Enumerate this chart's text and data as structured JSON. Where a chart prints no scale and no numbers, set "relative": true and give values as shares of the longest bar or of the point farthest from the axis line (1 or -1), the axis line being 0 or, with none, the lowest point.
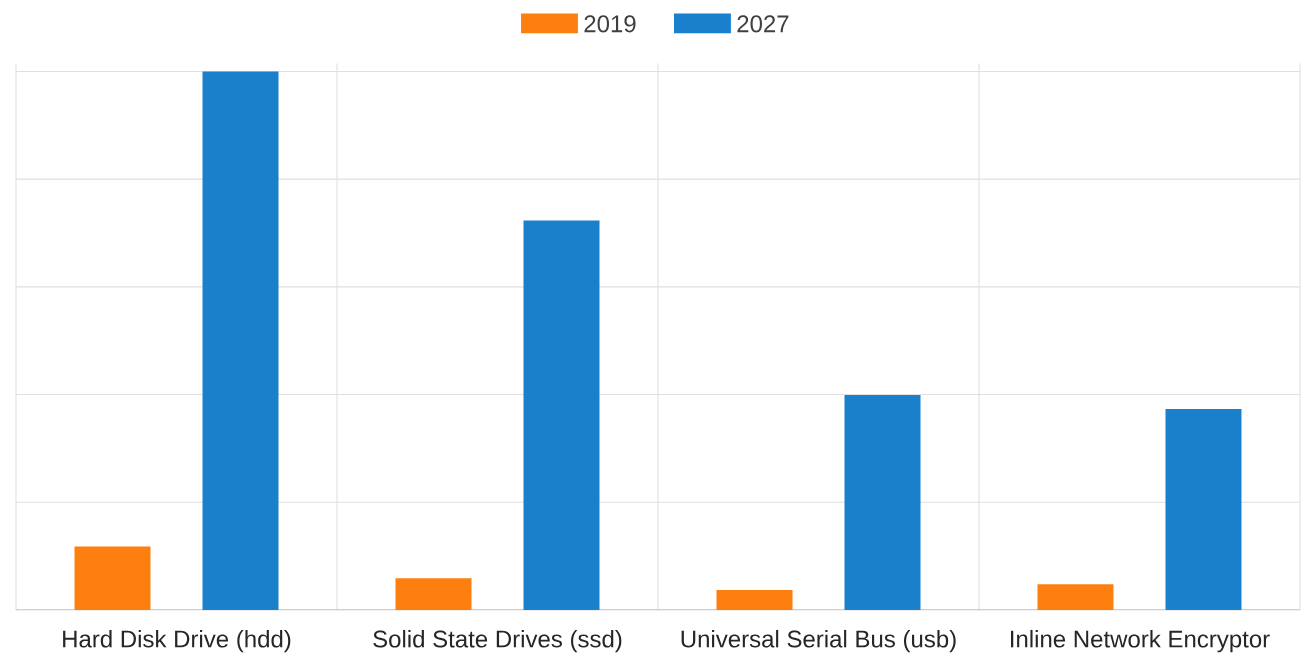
{
  "chart_data": {
    "type": "bar",
    "relative": true,
    "categories": [
      "Hard Disk Drive (hdd)",
      "Solid State Drives (ssd)",
      "Universal Serial Bus (usb)",
      "Inline Network Encryptor"
    ],
    "series": [
      {
        "name": "2019",
        "color": "#fd7f0f",
        "values": [
          0.118,
          0.059,
          0.037,
          0.048
        ]
      },
      {
        "name": "2027",
        "color": "#1a80cc",
        "values": [
          1,
          0.723,
          0.399,
          0.373
        ]
      }
    ],
    "grid": true,
    "legend": "top"
  }
}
= = = =
Directions for this task: The records above are to be restated exactly, without their pictures.

Written answer:
Enumerate this chart's text and data as structured JSON. Where a chart prints no scale and no numbers, set "relative": true and give values as shares of the longest bar or of the point farthest from the axis line (1 or -1), the axis line being 0 or, with none, the lowest point.
{
  "chart_data": {
    "type": "bar",
    "relative": true,
    "categories": [
      "Hard Disk Drive (hdd)",
      "Solid State Drives (ssd)",
      "Universal Serial Bus (usb)",
      "Inline Network Encryptor"
    ],
    "series": [
      {
        "name": "2019",
        "color": "#fd7f0f",
        "values": [
          0.118,
          0.059,
          0.037,
          0.048
        ]
      },
      {
        "name": "2027",
        "color": "#1a80cc",
        "values": [
          1,
          0.723,
          0.399,
          0.373
        ]
      }
    ],
    "grid": true,
    "legend": "top"
  }
}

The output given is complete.